- [WHAT TO WORK ON]: Reproduce every line of the material below verbatim, leaving out the pictures.

[Begin THE DATA]

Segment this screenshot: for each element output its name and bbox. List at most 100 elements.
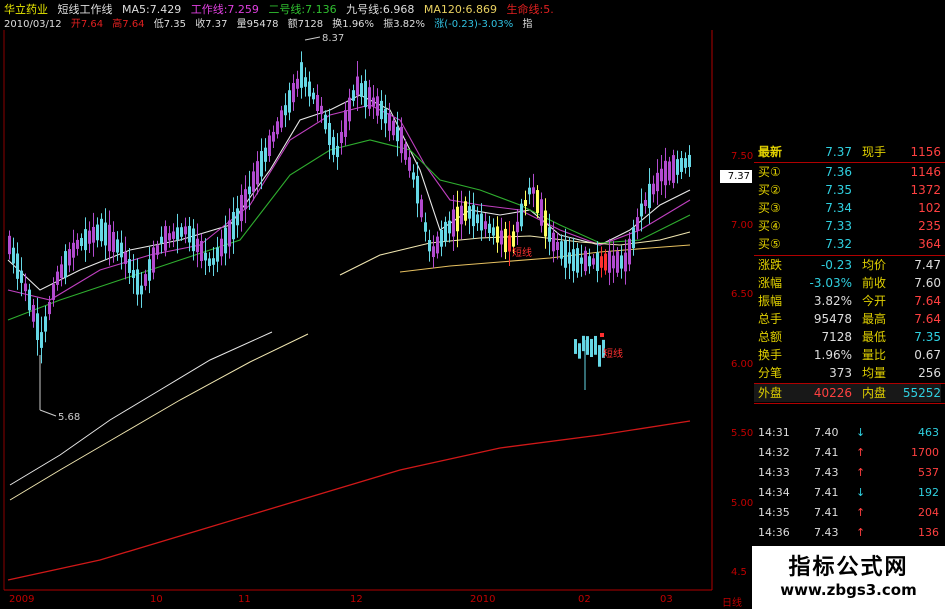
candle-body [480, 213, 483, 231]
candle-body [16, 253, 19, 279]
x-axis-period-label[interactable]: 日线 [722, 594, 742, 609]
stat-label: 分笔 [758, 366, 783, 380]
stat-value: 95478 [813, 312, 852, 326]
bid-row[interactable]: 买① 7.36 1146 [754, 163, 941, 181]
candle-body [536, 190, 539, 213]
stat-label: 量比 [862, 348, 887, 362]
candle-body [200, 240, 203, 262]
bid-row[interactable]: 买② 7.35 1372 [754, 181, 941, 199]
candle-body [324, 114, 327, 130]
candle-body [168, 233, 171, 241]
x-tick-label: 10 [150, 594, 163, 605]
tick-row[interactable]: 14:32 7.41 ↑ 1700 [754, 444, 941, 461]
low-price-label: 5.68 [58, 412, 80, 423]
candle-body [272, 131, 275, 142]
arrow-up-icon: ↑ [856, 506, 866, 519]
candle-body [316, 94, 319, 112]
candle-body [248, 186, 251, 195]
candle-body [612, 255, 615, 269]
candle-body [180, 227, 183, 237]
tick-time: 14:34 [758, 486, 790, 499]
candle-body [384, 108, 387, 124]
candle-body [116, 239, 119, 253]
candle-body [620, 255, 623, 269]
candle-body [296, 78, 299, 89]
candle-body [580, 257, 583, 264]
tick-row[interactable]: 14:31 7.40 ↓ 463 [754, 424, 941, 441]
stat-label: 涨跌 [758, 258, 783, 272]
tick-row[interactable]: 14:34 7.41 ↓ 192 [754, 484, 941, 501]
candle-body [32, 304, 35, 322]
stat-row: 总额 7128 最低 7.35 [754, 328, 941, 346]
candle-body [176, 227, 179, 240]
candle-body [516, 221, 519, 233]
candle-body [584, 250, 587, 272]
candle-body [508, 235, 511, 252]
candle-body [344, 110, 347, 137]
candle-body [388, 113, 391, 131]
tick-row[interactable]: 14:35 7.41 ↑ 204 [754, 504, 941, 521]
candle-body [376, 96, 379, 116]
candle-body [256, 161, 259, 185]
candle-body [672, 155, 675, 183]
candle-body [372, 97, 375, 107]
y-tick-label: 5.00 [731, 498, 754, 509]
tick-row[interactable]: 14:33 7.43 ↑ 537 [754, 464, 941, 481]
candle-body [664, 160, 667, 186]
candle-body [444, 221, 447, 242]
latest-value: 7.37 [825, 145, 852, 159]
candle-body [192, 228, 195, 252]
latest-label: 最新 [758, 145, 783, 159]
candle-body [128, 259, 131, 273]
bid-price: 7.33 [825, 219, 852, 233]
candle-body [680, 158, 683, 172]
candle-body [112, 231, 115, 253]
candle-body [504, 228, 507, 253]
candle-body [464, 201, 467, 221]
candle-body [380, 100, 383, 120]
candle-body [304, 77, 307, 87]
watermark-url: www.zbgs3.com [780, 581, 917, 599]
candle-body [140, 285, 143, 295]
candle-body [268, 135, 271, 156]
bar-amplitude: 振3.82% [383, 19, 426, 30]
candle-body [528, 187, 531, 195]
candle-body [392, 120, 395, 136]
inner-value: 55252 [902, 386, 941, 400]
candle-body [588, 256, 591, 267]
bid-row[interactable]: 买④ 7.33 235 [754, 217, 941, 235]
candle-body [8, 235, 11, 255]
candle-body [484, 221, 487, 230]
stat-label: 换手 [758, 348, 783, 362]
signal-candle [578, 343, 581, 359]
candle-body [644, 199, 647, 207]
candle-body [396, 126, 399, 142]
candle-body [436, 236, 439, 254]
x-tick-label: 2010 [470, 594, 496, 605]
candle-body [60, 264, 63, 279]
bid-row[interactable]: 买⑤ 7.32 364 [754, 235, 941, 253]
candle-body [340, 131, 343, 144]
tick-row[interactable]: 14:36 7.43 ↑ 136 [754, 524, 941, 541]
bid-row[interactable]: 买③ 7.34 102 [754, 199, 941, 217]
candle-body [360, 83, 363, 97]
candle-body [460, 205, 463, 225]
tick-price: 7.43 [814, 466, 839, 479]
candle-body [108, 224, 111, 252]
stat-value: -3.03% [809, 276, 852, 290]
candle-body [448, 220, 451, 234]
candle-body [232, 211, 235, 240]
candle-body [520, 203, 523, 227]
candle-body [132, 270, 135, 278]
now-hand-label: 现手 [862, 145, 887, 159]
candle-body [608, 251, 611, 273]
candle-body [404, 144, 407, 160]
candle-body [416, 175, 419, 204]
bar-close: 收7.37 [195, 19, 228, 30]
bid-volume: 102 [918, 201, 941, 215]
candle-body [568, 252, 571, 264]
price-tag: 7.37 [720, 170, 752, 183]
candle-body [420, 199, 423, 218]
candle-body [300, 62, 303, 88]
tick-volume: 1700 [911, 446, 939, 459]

[End THE DATA]

- [WRITTEN ANSWER]:
Segment this screenshot: for each element output its name and bbox. List at most 100 elements.
candle-body [480, 213, 483, 231]
candle-body [16, 253, 19, 279]
x-axis-period-label[interactable]: 日线 [722, 594, 742, 609]
stat-label: 分笔 [758, 366, 783, 380]
stat-value: 95478 [813, 312, 852, 326]
bid-row[interactable]: 买① 7.36 1146 [754, 163, 941, 181]
candle-body [536, 190, 539, 213]
stat-label: 量比 [862, 348, 887, 362]
candle-body [200, 240, 203, 262]
bid-row[interactable]: 买② 7.35 1372 [754, 181, 941, 199]
candle-body [324, 114, 327, 130]
candle-body [168, 233, 171, 241]
x-tick-label: 10 [150, 594, 163, 605]
tick-row[interactable]: 14:32 7.41 ↑ 1700 [754, 444, 941, 461]
low-price-label: 5.68 [58, 412, 80, 423]
candle-body [272, 131, 275, 142]
arrow-up-icon: ↑ [856, 506, 866, 519]
candle-body [316, 94, 319, 112]
candle-body [248, 186, 251, 195]
candle-body [612, 255, 615, 269]
candle-body [180, 227, 183, 237]
tick-time: 14:34 [758, 486, 790, 499]
candle-body [384, 108, 387, 124]
candle-body [116, 239, 119, 253]
candle-body [620, 255, 623, 269]
candle-body [296, 78, 299, 89]
candle-body [580, 257, 583, 264]
tick-row[interactable]: 14:31 7.40 ↓ 463 [754, 424, 941, 441]
stat-label: 涨跌 [758, 258, 783, 272]
tick-row[interactable]: 14:34 7.41 ↓ 192 [754, 484, 941, 501]
candle-body [32, 304, 35, 322]
stat-row: 总额 7128 最低 7.35 [754, 328, 941, 346]
candle-body [176, 227, 179, 240]
candle-body [516, 221, 519, 233]
candle-body [584, 250, 587, 272]
candle-body [508, 235, 511, 252]
candle-body [344, 110, 347, 137]
candle-body [388, 113, 391, 131]
tick-row[interactable]: 14:35 7.41 ↑ 204 [754, 504, 941, 521]
candle-body [376, 96, 379, 116]
candle-body [256, 161, 259, 185]
candle-body [672, 155, 675, 183]
candle-body [372, 97, 375, 107]
y-tick-label: 5.00 [731, 498, 754, 509]
tick-row[interactable]: 14:33 7.43 ↑ 537 [754, 464, 941, 481]
candle-body [664, 160, 667, 186]
candle-body [444, 221, 447, 242]
latest-value: 7.37 [825, 145, 852, 159]
candle-body [192, 228, 195, 252]
latest-label: 最新 [758, 145, 783, 159]
candle-body [128, 259, 131, 273]
bid-price: 7.33 [825, 219, 852, 233]
candle-body [680, 158, 683, 172]
candle-body [112, 231, 115, 253]
candle-body [504, 228, 507, 253]
candle-body [464, 201, 467, 221]
candle-body [380, 100, 383, 120]
candle-body [304, 77, 307, 87]
watermark-url: www.zbgs3.com [780, 581, 917, 599]
candle-body [140, 285, 143, 295]
candle-body [268, 135, 271, 156]
bar-amplitude: 振3.82% [383, 19, 426, 30]
candle-body [528, 187, 531, 195]
candle-body [392, 120, 395, 136]
inner-value: 55252 [902, 386, 941, 400]
candle-body [588, 256, 591, 267]
bid-row[interactable]: 买④ 7.33 235 [754, 217, 941, 235]
candle-body [8, 235, 11, 255]
candle-body [484, 221, 487, 230]
stat-label: 换手 [758, 348, 783, 362]
signal-candle [578, 343, 581, 359]
candle-body [644, 199, 647, 207]
candle-body [396, 126, 399, 142]
candle-body [436, 236, 439, 254]
x-tick-label: 2010 [470, 594, 496, 605]
candle-body [60, 264, 63, 279]
bid-row[interactable]: 买⑤ 7.32 364 [754, 235, 941, 253]
candle-body [340, 131, 343, 144]
tick-row[interactable]: 14:36 7.43 ↑ 136 [754, 524, 941, 541]
bid-row[interactable]: 买③ 7.34 102 [754, 199, 941, 217]
candle-body [360, 83, 363, 97]
candle-body [460, 205, 463, 225]
tick-price: 7.43 [814, 466, 839, 479]
candle-body [108, 224, 111, 252]
stat-value: -3.03% [809, 276, 852, 290]
candle-body [448, 220, 451, 234]
candle-body [232, 211, 235, 240]
candle-body [520, 203, 523, 227]
candle-body [132, 270, 135, 278]
now-hand-label: 现手 [862, 145, 887, 159]
candle-body [608, 251, 611, 273]
candle-body [404, 144, 407, 160]
candle-body [416, 175, 419, 204]
bar-close: 收7.37 [195, 19, 228, 30]
bid-volume: 102 [918, 201, 941, 215]
candle-body [568, 252, 571, 264]
price-tag: 7.37 [720, 170, 752, 183]
candle-body [420, 199, 423, 218]
candle-body [300, 62, 303, 88]
tick-volume: 1700 [911, 446, 939, 459]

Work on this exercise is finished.